(Dataset items)
□ □ □ □ □
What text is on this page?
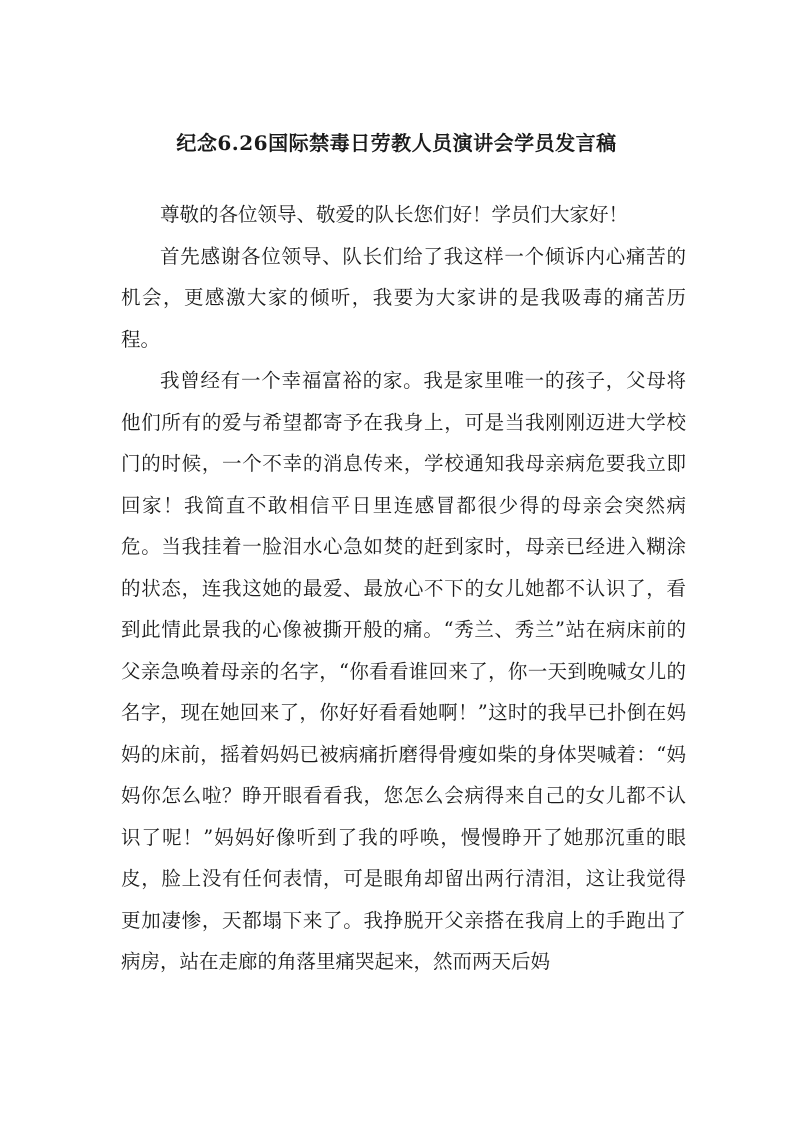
纪念6.26国际禁毒日劳教人员演讲会学员发言稿

尊敬的各位领导、敬爱的队长您们好！学员们大家好！

首先感谢各位领导、队长们给了我这样一个倾诉内心痛苦的机会，更感激大家的倾听，我要为大家讲的是我吸毒的痛苦历程。

我曾经有一个幸福富裕的家。我是家里唯一的孩子，父母将他们所有的爱与希望都寄予在我身上，可是当我刚刚迈进大学校门的时候，一个不幸的消息传来，学校通知我母亲病危要我立即回家！我简直不敢相信平日里连感冒都很少得的母亲会突然病危。当我挂着一脸泪水心急如焚的赶到家时，母亲已经进入糊涂的状态，连我这她的最爱、最放心不下的女儿她都不认识了，看到此情此景我的心像被撕开般的痛。“秀兰、秀兰”站在病床前的父亲急唤着母亲的名字，“你看看谁回来了，你一天到晚喊女儿的名字，现在她回来了，你好好看看她啊！”这时的我早已扑倒在妈妈的床前，摇着妈妈已被病痛折磨得骨瘦如柴的身体哭喊着：“妈妈你怎么啦？睁开眼看看我，您怎么会病得来自己的女儿都不认识了呢！”妈妈好像听到了我的呼唤，慢慢睁开了她那沉重的眼皮，脸上没有任何表情，可是眼角却留出两行清泪，这让我觉得更加凄惨，天都塌下来了。我挣脱开父亲搭在我肩上的手跑出了病房，站在走廊的角落里痛哭起来，然而两天后妈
□ □ □ □ □
— What you will do —
Repeat all of the entries word for word, but omit the pictures.

— Answer to the exercise —
What text is on this page?
纪念6.26国际禁毒日劳教人员演讲会学员发言稿

尊敬的各位领导、敬爱的队长您们好！学员们大家好！

首先感谢各位领导、队长们给了我这样一个倾诉内心痛苦的机会，更感激大家的倾听，我要为大家讲的是我吸毒的痛苦历程。

我曾经有一个幸福富裕的家。我是家里唯一的孩子，父母将他们所有的爱与希望都寄予在我身上，可是当我刚刚迈进大学校门的时候，一个不幸的消息传来，学校通知我母亲病危要我立即回家！我简直不敢相信平日里连感冒都很少得的母亲会突然病危。当我挂着一脸泪水心急如焚的赶到家时，母亲已经进入糊涂的状态，连我这她的最爱、最放心不下的女儿她都不认识了，看到此情此景我的心像被撕开般的痛。“秀兰、秀兰”站在病床前的父亲急唤着母亲的名字，“你看看谁回来了，你一天到晚喊女儿的名字，现在她回来了，你好好看看她啊！”这时的我早已扑倒在妈妈的床前，摇着妈妈已被病痛折磨得骨瘦如柴的身体哭喊着：“妈妈你怎么啦？睁开眼看看我，您怎么会病得来自己的女儿都不认识了呢！”妈妈好像听到了我的呼唤，慢慢睁开了她那沉重的眼皮，脸上没有任何表情，可是眼角却留出两行清泪，这让我觉得更加凄惨，天都塌下来了。我挣脱开父亲搭在我肩上的手跑出了病房，站在走廊的角落里痛哭起来，然而两天后妈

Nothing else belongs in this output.